* Task statement
Go through the lines below and copy each one that holds the string "receive".

## BEGIN Supplied records

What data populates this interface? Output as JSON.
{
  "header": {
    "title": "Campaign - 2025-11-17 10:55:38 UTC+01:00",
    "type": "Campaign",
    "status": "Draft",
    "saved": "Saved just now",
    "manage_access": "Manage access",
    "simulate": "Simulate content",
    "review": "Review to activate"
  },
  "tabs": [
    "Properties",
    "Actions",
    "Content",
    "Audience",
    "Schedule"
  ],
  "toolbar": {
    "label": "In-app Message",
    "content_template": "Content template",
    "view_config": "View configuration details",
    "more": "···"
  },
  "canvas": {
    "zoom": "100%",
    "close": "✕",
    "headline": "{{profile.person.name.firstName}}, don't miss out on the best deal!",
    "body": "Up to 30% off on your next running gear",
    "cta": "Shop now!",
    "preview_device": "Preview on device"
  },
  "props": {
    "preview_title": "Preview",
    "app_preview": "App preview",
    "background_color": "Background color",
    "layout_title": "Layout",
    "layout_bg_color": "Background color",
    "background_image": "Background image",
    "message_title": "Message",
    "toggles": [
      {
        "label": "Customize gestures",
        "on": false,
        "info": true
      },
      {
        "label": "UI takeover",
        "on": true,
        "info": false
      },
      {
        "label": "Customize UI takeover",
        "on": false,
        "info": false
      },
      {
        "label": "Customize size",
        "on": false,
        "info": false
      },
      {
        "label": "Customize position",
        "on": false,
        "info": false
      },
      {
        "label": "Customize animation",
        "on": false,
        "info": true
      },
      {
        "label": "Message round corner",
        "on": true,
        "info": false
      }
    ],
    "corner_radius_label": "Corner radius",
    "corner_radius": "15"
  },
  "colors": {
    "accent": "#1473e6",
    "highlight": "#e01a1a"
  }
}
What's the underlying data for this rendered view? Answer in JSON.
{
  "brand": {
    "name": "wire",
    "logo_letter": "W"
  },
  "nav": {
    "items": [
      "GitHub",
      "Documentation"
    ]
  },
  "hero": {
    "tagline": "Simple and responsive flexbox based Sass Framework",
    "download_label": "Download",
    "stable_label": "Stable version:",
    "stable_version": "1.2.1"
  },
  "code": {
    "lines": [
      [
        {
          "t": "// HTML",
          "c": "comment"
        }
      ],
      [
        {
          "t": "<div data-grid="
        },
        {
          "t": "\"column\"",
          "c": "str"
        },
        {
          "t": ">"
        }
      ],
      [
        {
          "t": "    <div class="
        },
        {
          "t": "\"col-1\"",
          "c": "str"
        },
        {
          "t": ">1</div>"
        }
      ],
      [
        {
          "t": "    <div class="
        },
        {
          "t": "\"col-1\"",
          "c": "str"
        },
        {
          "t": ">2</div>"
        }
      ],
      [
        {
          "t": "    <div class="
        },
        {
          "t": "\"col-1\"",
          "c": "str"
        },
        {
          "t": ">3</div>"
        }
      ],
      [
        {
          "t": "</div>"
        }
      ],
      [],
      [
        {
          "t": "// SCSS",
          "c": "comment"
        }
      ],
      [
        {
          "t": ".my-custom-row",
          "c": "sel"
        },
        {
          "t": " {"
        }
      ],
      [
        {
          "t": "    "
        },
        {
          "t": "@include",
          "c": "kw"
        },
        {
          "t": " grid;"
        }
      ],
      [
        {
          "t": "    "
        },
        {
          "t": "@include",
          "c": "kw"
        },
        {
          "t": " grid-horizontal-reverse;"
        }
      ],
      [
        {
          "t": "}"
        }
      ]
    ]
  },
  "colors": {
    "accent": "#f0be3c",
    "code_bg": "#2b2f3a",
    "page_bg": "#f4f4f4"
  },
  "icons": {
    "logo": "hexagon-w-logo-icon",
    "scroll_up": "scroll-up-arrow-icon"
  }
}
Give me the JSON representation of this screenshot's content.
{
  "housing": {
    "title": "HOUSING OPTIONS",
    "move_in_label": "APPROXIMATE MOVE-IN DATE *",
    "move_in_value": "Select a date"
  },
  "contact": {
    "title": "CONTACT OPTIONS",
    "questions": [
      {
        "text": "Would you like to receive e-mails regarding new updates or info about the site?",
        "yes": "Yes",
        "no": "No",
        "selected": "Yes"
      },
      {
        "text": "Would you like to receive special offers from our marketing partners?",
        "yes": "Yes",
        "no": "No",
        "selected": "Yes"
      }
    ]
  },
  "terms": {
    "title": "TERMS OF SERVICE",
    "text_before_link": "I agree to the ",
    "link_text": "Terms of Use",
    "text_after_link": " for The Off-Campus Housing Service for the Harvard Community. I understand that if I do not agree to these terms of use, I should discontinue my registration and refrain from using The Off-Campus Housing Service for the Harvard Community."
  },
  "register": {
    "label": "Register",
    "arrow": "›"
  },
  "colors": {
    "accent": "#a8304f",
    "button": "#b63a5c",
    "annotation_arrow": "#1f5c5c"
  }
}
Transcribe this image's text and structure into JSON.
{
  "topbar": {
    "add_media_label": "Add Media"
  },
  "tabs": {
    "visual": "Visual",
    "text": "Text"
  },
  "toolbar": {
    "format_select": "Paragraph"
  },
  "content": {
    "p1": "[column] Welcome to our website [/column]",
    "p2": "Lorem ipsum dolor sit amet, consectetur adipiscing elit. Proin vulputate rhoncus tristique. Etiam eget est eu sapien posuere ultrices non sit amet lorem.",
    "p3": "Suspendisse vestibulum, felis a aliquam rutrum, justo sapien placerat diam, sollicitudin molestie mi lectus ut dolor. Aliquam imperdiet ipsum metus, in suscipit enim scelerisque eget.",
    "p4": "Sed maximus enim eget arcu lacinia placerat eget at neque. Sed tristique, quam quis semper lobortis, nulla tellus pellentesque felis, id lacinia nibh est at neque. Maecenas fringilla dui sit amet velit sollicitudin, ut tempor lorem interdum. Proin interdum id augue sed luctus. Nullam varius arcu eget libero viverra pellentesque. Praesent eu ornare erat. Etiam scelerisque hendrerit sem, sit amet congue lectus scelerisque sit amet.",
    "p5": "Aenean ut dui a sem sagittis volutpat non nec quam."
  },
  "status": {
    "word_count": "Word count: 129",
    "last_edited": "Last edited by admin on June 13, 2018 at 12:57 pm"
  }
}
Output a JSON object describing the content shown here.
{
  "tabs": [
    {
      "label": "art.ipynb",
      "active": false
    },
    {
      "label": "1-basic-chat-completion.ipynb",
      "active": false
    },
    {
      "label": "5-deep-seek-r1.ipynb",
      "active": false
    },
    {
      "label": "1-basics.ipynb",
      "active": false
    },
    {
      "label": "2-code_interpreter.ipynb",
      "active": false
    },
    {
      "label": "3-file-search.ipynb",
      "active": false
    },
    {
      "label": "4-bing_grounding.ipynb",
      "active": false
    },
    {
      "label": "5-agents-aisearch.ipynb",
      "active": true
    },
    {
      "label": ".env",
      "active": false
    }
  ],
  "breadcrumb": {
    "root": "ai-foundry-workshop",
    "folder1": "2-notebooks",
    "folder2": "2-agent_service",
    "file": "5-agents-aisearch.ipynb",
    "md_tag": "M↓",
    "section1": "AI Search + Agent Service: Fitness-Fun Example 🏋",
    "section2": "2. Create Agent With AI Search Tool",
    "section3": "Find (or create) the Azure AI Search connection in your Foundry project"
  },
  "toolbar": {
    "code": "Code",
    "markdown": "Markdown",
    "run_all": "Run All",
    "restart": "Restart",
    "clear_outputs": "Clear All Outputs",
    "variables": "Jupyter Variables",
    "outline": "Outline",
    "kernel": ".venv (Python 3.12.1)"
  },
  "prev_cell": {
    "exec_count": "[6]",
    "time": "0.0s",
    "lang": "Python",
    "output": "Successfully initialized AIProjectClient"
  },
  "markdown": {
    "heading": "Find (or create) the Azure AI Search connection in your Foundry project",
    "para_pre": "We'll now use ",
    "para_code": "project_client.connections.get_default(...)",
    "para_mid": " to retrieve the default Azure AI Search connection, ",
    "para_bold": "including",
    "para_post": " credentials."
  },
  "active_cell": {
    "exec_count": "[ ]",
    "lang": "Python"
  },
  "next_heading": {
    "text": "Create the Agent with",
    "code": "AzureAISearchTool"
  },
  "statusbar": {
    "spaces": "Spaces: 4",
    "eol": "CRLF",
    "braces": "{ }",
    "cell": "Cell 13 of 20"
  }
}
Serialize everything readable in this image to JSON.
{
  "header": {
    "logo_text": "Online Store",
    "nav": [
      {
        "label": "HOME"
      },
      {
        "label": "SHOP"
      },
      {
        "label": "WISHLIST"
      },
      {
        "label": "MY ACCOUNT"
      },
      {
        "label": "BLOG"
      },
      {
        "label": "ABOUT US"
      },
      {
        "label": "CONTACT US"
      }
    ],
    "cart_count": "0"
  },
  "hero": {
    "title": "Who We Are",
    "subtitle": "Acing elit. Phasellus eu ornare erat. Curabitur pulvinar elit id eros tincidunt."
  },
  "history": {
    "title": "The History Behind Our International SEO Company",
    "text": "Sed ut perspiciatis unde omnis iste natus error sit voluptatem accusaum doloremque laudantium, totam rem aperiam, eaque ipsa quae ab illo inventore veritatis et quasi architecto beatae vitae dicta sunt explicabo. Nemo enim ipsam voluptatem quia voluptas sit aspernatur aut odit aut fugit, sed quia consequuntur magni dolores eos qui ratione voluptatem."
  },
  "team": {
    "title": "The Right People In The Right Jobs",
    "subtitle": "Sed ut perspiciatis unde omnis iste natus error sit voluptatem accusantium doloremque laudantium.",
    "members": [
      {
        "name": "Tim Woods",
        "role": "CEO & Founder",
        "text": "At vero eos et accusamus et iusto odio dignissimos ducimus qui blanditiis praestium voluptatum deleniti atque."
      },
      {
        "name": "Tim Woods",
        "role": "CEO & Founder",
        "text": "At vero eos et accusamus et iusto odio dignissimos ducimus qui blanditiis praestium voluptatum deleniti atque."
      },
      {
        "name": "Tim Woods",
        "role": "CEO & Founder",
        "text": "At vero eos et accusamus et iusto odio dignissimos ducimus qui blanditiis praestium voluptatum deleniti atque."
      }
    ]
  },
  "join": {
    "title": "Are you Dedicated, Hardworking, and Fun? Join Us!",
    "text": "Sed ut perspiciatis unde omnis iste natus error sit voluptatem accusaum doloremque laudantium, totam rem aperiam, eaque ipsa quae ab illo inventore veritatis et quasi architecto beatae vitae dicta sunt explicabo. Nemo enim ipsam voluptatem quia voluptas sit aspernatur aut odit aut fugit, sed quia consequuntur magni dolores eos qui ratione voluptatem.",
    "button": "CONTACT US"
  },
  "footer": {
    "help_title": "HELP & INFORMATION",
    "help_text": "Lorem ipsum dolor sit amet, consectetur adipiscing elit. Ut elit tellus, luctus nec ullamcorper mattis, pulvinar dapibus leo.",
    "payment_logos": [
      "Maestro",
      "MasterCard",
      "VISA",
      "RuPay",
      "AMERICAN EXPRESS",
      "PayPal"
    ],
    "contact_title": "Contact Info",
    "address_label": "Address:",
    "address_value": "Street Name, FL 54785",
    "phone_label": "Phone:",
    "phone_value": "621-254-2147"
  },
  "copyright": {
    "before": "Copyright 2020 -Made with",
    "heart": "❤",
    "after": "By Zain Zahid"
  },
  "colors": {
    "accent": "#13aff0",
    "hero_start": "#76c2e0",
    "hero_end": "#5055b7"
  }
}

## END Supplied records

* The answer
        "text": "Would you like to receive e-mails regarding new updates or info about the site?",
        "text": "Would you like to receive special offers from our marketing partners?",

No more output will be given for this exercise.